Dataset items:

···

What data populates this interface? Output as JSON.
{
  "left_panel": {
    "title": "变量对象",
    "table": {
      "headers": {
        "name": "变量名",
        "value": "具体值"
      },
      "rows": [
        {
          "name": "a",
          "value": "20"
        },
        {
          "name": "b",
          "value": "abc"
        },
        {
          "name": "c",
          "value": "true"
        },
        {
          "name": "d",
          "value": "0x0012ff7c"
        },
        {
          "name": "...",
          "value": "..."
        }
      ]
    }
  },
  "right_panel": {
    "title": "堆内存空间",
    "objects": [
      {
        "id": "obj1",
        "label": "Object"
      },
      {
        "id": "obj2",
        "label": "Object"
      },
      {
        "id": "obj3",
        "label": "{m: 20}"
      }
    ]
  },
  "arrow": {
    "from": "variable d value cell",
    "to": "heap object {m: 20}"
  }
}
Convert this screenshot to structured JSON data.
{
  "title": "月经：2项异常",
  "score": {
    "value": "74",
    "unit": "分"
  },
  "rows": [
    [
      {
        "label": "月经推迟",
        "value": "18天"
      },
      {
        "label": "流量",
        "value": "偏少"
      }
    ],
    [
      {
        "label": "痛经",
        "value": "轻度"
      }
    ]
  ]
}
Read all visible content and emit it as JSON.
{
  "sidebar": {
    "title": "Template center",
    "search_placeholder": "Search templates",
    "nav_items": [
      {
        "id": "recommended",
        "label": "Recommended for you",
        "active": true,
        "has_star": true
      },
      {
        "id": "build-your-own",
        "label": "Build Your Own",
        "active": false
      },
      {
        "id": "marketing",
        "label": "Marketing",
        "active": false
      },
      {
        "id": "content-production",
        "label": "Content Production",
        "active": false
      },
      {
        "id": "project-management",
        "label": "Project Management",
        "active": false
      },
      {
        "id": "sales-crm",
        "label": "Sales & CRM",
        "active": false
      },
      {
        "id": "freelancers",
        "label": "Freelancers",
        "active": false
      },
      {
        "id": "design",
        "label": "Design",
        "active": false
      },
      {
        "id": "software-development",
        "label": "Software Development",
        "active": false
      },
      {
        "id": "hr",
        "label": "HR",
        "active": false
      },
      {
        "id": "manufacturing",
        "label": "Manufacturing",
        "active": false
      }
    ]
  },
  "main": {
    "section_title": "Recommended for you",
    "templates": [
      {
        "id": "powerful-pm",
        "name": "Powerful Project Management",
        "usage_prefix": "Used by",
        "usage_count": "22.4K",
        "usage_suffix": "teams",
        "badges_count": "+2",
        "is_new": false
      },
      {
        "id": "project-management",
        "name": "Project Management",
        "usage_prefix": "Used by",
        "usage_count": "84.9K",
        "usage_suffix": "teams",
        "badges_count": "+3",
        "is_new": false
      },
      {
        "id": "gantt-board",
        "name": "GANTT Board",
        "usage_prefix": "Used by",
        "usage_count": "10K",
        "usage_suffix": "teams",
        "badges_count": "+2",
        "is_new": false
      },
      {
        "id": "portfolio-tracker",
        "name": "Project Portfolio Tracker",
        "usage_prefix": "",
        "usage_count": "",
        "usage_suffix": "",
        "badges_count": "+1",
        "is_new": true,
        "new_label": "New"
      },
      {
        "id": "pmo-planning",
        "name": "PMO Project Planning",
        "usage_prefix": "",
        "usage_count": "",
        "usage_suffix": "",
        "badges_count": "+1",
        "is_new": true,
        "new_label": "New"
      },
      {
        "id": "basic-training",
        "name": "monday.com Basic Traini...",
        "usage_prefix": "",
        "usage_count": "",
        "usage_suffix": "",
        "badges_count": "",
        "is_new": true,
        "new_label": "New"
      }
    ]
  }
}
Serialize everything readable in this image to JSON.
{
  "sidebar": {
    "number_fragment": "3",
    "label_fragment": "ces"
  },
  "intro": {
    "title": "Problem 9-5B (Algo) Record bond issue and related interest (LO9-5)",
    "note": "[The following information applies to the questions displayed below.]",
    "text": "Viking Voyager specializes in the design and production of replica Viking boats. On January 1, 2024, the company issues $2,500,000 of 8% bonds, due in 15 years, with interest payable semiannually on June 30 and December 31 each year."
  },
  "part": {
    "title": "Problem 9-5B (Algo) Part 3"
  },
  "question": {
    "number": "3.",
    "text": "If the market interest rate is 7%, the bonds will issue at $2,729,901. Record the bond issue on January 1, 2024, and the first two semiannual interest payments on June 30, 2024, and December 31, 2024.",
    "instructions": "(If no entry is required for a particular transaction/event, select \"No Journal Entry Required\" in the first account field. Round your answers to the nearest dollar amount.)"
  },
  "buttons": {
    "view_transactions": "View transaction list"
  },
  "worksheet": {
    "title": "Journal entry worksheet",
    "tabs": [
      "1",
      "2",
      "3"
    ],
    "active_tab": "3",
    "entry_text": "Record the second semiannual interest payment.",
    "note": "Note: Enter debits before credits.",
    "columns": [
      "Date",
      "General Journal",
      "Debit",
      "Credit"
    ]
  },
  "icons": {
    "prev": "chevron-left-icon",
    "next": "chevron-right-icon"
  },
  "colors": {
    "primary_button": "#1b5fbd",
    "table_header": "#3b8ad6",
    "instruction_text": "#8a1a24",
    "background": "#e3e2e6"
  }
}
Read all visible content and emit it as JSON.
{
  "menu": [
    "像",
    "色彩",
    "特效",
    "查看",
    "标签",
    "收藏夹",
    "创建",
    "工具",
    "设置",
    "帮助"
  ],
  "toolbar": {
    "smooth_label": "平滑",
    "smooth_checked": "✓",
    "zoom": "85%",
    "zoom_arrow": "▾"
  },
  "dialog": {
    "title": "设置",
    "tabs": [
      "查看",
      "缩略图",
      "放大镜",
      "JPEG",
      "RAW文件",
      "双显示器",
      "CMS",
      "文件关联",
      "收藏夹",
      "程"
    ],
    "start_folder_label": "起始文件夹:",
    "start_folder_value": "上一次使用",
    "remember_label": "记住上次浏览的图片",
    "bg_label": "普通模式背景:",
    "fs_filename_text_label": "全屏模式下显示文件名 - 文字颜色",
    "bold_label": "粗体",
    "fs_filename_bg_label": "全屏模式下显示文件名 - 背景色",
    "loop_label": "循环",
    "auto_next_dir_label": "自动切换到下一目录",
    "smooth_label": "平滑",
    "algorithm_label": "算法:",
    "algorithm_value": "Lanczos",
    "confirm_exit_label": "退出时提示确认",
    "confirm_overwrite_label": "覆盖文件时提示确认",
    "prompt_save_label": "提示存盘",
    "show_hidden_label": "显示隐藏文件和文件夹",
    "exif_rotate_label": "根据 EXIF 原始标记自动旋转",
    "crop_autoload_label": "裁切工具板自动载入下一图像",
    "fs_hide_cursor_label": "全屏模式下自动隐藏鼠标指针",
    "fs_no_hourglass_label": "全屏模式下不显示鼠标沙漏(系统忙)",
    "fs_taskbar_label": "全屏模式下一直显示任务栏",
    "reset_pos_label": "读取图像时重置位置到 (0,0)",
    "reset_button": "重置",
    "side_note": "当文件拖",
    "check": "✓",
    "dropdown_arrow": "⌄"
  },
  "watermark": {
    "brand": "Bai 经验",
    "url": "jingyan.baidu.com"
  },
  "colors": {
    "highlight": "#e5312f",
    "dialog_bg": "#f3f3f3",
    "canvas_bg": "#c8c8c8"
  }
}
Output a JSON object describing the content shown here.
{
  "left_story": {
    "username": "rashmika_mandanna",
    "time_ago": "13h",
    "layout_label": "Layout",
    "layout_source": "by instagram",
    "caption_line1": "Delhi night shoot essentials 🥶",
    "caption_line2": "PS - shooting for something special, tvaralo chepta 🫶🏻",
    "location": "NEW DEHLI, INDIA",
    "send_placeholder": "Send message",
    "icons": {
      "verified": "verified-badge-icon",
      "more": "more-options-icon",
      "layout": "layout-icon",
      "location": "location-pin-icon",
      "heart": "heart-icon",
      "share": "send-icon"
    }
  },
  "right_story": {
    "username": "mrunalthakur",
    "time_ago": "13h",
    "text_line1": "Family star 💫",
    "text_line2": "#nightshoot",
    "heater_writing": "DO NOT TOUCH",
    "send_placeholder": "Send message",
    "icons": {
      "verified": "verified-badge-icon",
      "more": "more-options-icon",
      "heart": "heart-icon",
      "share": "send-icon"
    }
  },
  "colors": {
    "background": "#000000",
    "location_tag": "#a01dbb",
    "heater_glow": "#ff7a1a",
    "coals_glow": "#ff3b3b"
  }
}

···

Exercise directions:
Copy every line of the material in which the word "templates" occurs.

Exercise answer:
    "search_placeholder": "Search templates",
    "templates": [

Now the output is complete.